**What is expected:** Copy every entry word for word. Skip the pictures.

Available data section start

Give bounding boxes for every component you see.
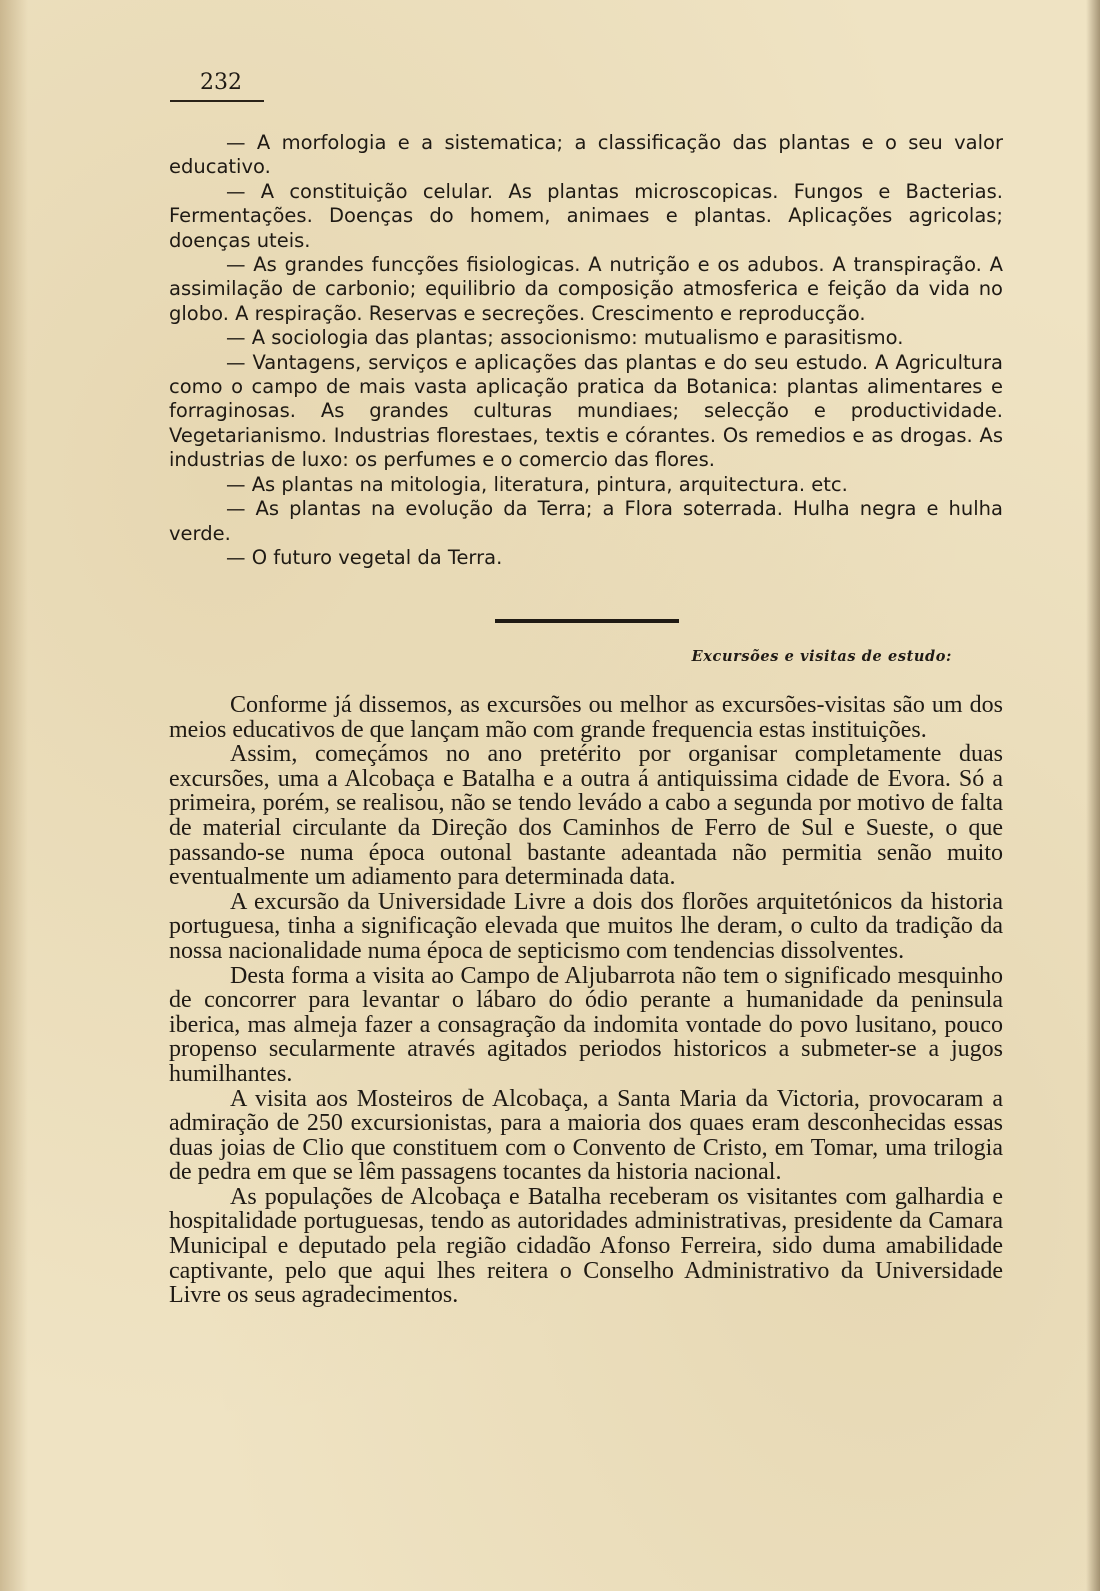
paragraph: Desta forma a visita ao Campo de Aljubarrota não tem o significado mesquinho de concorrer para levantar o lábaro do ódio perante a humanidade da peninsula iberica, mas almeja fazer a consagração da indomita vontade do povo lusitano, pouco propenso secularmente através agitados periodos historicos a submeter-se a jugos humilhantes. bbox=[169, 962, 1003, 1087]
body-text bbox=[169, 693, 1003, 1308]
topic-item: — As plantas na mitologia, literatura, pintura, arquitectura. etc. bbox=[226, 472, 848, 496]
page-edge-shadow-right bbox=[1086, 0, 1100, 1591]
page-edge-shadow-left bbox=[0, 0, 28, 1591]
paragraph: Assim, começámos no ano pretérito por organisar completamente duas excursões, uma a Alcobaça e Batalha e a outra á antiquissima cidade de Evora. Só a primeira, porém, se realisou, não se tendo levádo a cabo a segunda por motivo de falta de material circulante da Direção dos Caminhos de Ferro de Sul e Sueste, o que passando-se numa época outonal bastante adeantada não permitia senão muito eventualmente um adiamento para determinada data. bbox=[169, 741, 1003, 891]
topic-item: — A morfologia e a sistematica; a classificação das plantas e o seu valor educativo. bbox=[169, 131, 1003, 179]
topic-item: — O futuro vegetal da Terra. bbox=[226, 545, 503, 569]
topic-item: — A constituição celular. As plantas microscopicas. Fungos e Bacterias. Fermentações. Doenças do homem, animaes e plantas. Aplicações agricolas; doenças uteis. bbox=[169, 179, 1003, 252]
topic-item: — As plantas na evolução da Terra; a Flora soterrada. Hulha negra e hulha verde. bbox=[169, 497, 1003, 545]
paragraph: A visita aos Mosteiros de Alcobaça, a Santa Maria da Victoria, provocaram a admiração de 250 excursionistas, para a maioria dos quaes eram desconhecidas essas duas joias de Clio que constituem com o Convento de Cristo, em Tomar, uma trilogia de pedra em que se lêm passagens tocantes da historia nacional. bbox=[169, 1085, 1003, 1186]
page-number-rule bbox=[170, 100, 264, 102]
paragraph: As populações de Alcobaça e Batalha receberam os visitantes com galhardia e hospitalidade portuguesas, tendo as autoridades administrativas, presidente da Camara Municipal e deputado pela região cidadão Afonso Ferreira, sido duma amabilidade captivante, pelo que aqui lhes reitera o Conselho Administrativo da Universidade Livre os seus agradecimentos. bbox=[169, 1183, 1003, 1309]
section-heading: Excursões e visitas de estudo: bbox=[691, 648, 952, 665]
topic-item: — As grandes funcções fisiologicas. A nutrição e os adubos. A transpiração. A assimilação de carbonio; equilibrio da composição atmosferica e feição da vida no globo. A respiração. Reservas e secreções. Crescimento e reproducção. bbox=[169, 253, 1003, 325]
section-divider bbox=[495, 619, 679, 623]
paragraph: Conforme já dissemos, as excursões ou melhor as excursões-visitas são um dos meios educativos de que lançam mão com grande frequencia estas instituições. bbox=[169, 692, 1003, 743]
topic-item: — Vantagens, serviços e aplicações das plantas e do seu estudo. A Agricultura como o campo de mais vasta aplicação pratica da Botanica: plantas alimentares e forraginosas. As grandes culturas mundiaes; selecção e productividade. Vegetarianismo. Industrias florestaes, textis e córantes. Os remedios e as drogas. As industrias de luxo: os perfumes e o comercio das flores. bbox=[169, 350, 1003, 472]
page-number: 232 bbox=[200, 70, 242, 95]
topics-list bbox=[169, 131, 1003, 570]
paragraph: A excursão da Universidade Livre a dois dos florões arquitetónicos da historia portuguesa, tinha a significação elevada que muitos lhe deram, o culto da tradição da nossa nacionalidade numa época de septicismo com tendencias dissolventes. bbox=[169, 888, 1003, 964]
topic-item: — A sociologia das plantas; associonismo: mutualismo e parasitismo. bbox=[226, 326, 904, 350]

Available data section end

**Solution to the problem:**
Give bounding boxes for every component you see.
paragraph: Desta forma a visita ao Campo de Aljubarrota não tem o significado mesquinho de concorrer para levantar o lábaro do ódio perante a humanidade da peninsula iberica, mas almeja fazer a consagração da indomita vontade do povo lusitano, pouco propenso secularmente através agitados periodos historicos a submeter-se a jugos humilhantes. bbox=[169, 962, 1003, 1087]
body-text bbox=[169, 693, 1003, 1308]
topic-item: — As plantas na mitologia, literatura, pintura, arquitectura. etc. bbox=[226, 472, 848, 496]
page-edge-shadow-right bbox=[1086, 0, 1100, 1591]
page-edge-shadow-left bbox=[0, 0, 28, 1591]
paragraph: Assim, começámos no ano pretérito por organisar completamente duas excursões, uma a Alcobaça e Batalha e a outra á antiquissima cidade de Evora. Só a primeira, porém, se realisou, não se tendo levádo a cabo a segunda por motivo de falta de material circulante da Direção dos Caminhos de Ferro de Sul e Sueste, o que passando-se numa época outonal bastante adeantada não permitia senão muito eventualmente um adiamento para determinada data. bbox=[169, 741, 1003, 891]
topic-item: — A morfologia e a sistematica; a classificação das plantas e o seu valor educativo. bbox=[169, 131, 1003, 179]
topic-item: — O futuro vegetal da Terra. bbox=[226, 545, 503, 569]
topic-item: — A constituição celular. As plantas microscopicas. Fungos e Bacterias. Fermentações. Doenças do homem, animaes e plantas. Aplicações agricolas; doenças uteis. bbox=[169, 179, 1003, 252]
topic-item: — As plantas na evolução da Terra; a Flora soterrada. Hulha negra e hulha verde. bbox=[169, 497, 1003, 545]
paragraph: A visita aos Mosteiros de Alcobaça, a Santa Maria da Victoria, provocaram a admiração de 250 excursionistas, para a maioria dos quaes eram desconhecidas essas duas joias de Clio que constituem com o Convento de Cristo, em Tomar, uma trilogia de pedra em que se lêm passagens tocantes da historia nacional. bbox=[169, 1085, 1003, 1186]
page-number-rule bbox=[170, 100, 264, 102]
paragraph: As populações de Alcobaça e Batalha receberam os visitantes com galhardia e hospitalidade portuguesas, tendo as autoridades administrativas, presidente da Camara Municipal e deputado pela região cidadão Afonso Ferreira, sido duma amabilidade captivante, pelo que aqui lhes reitera o Conselho Administrativo da Universidade Livre os seus agradecimentos. bbox=[169, 1183, 1003, 1309]
section-heading: Excursões e visitas de estudo: bbox=[691, 648, 952, 665]
topic-item: — As grandes funcções fisiologicas. A nutrição e os adubos. A transpiração. A assimilação de carbonio; equilibrio da composição atmosferica e feição da vida no globo. A respiração. Reservas e secreções. Crescimento e reproducção. bbox=[169, 253, 1003, 325]
section-divider bbox=[495, 619, 679, 623]
paragraph: Conforme já dissemos, as excursões ou melhor as excursões-visitas são um dos meios educativos de que lançam mão com grande frequencia estas instituições. bbox=[169, 692, 1003, 743]
topic-item: — Vantagens, serviços e aplicações das plantas e do seu estudo. A Agricultura como o campo de mais vasta aplicação pratica da Botanica: plantas alimentares e forraginosas. As grandes culturas mundiaes; selecção e productividade. Vegetarianismo. Industrias florestaes, textis e córantes. Os remedios e as drogas. As industrias de luxo: os perfumes e o comercio das flores. bbox=[169, 350, 1003, 472]
page-number: 232 bbox=[200, 70, 242, 95]
topics-list bbox=[169, 131, 1003, 570]
paragraph: A excursão da Universidade Livre a dois dos florões arquitetónicos da historia portuguesa, tinha a significação elevada que muitos lhe deram, o culto da tradição da nossa nacionalidade numa época de septicismo com tendencias dissolventes. bbox=[169, 888, 1003, 964]
topic-item: — A sociologia das plantas; associonismo: mutualismo e parasitismo. bbox=[226, 326, 904, 350]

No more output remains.